As he tours the country’s streets, delighting commentators (most of whom detest conservativism), the Tory leadership hopeful sees opportunity for its people. We might be currently “less than the sum of our parts”, he says, but Stewart sees a population “buzzing with ideas, just ready to be unleashed”.

That optimism is refreshing. You get the sense that Stewart believes what he says. But the “ready to be unleashed” framing is curious. If we are currently restrained from fulfilling our potential, then what are we being restrained by?

Libertarians have a clear answer — “government”. Theresa May thought it was “burning injustices” that government should alleviate. For Stewart — who spoke to CapX’s editor Oliver Wiseman this week — the problem is different. The issue is our politicians thinking at too high a level to solve “real” problems.

“I think the core to this is focusing not on big abstract ideas but real people in real places.” If only government concerned itself with the plight of specific individuals in specific circumstances – “Libby in Penrith not earning enough in order to get a home,” “somebody in Lewisham [who] doesn’t feel safe in their streets,” “somebody in Hastings…having to wait…four weeks for a GP’s appointment” – then we could solve all these small problems, unleashing “energy, compassion and, ultimately, love.”

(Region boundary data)

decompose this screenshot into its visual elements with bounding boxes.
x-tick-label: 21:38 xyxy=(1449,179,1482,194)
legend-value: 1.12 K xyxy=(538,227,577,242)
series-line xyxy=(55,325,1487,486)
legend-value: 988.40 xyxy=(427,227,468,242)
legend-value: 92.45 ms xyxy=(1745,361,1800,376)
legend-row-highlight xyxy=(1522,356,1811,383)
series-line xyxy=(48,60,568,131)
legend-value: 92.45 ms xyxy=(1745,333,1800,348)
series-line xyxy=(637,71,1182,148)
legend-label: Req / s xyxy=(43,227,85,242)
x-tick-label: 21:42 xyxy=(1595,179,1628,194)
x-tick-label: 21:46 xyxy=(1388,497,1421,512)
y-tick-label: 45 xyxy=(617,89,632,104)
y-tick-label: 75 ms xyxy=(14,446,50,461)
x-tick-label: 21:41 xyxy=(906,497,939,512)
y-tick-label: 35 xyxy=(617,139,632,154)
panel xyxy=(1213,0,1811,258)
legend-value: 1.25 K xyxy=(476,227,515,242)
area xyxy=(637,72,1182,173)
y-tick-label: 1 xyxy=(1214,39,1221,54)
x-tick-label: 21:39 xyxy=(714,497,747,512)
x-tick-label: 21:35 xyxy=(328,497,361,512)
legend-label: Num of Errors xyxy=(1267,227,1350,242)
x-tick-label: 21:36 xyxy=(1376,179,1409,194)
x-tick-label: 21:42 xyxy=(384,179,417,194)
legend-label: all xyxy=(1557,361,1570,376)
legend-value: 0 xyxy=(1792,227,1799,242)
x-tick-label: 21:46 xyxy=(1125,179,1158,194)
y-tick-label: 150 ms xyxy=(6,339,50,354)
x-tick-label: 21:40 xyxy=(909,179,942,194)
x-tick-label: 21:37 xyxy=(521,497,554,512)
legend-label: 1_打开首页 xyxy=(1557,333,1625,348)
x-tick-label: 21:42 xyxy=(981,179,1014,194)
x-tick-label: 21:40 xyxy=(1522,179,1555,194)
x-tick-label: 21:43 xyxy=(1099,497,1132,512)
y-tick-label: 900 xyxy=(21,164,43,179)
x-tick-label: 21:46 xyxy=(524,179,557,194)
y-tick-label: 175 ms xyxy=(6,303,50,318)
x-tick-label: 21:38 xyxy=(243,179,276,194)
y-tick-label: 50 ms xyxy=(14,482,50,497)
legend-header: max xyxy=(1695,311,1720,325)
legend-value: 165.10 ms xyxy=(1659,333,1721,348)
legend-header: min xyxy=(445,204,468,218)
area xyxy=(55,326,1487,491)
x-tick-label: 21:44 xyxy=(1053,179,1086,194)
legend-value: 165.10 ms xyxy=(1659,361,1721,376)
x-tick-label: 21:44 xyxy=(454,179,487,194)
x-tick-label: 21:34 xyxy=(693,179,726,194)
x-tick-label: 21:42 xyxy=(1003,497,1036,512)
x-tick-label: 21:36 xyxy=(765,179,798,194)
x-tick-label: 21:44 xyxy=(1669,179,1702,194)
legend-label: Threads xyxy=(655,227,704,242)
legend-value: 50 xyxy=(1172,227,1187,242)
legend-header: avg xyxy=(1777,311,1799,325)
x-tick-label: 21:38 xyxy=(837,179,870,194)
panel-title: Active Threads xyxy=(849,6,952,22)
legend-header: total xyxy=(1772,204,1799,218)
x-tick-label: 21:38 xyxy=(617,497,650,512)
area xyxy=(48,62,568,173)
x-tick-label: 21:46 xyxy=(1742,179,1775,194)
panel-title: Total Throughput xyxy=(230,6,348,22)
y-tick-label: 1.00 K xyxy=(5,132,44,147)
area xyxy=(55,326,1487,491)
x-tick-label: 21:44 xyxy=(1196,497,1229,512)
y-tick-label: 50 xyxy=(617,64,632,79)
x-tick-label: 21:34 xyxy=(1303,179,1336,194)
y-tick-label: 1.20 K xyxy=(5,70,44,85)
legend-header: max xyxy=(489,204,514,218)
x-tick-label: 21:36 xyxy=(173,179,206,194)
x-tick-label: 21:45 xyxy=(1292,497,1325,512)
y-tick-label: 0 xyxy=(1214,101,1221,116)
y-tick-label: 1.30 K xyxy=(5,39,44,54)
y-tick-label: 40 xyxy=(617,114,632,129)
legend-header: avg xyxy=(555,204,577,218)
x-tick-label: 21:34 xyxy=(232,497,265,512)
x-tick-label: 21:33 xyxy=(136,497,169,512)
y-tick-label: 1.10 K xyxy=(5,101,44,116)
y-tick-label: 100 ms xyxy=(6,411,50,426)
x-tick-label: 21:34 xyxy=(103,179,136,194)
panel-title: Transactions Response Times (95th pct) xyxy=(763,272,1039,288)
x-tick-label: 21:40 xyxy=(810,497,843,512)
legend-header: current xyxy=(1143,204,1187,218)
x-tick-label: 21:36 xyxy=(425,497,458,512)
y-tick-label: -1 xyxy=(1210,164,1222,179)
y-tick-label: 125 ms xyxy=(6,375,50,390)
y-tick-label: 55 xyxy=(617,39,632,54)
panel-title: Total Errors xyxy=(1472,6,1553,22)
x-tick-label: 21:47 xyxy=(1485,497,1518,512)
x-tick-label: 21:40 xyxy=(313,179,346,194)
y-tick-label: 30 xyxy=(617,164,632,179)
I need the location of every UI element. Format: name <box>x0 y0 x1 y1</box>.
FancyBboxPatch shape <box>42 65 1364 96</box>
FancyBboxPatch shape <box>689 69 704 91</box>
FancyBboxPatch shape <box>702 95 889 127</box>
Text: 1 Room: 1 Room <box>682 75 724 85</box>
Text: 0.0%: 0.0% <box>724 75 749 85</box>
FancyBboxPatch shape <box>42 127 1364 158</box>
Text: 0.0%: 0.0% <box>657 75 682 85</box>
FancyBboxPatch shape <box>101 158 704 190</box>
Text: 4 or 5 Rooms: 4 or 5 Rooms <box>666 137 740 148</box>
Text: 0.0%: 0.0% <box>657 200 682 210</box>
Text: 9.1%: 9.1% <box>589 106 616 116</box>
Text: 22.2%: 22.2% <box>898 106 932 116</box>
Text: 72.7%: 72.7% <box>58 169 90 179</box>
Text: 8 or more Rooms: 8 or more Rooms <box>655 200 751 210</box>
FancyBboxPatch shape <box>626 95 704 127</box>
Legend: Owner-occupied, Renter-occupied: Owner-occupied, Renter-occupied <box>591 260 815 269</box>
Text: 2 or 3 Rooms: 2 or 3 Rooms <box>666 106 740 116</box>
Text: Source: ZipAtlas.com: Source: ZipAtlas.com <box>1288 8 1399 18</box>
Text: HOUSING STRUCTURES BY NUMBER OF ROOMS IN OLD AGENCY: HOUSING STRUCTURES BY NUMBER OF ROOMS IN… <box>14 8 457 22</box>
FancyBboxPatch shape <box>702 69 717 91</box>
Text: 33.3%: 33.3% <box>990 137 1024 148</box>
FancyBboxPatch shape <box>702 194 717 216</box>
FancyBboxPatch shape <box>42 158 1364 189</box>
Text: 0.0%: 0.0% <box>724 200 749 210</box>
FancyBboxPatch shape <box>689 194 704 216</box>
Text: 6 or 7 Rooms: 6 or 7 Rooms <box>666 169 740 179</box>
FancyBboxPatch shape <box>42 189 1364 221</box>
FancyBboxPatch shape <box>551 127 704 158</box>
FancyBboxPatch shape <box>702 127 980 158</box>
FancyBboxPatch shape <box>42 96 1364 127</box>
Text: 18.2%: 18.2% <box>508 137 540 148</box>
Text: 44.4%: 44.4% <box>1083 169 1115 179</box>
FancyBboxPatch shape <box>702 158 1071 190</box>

* [Task brief]
Repeat the stretch of the piece on Stewart's leadership bid from "As he tours" through "being restrained by?", swapping "refreshing" for "welcome". The entries have nothing to do with this.

* [Task solution]
As he tours the country’s streets, delighting commentators (most of whom detest conservativism), the Tory leadership hopeful sees opportunity for its people. We might be currently “less than the sum of our parts”, he says, but Stewart sees a population “buzzing with ideas, just ready to be unleashed”.

That optimism is welcome. You get the sense that Stewart believes what he says. But the “ready to be unleashed” framing is curious. If we are currently restrained from fulfilling our potential, then what are we being restrained by?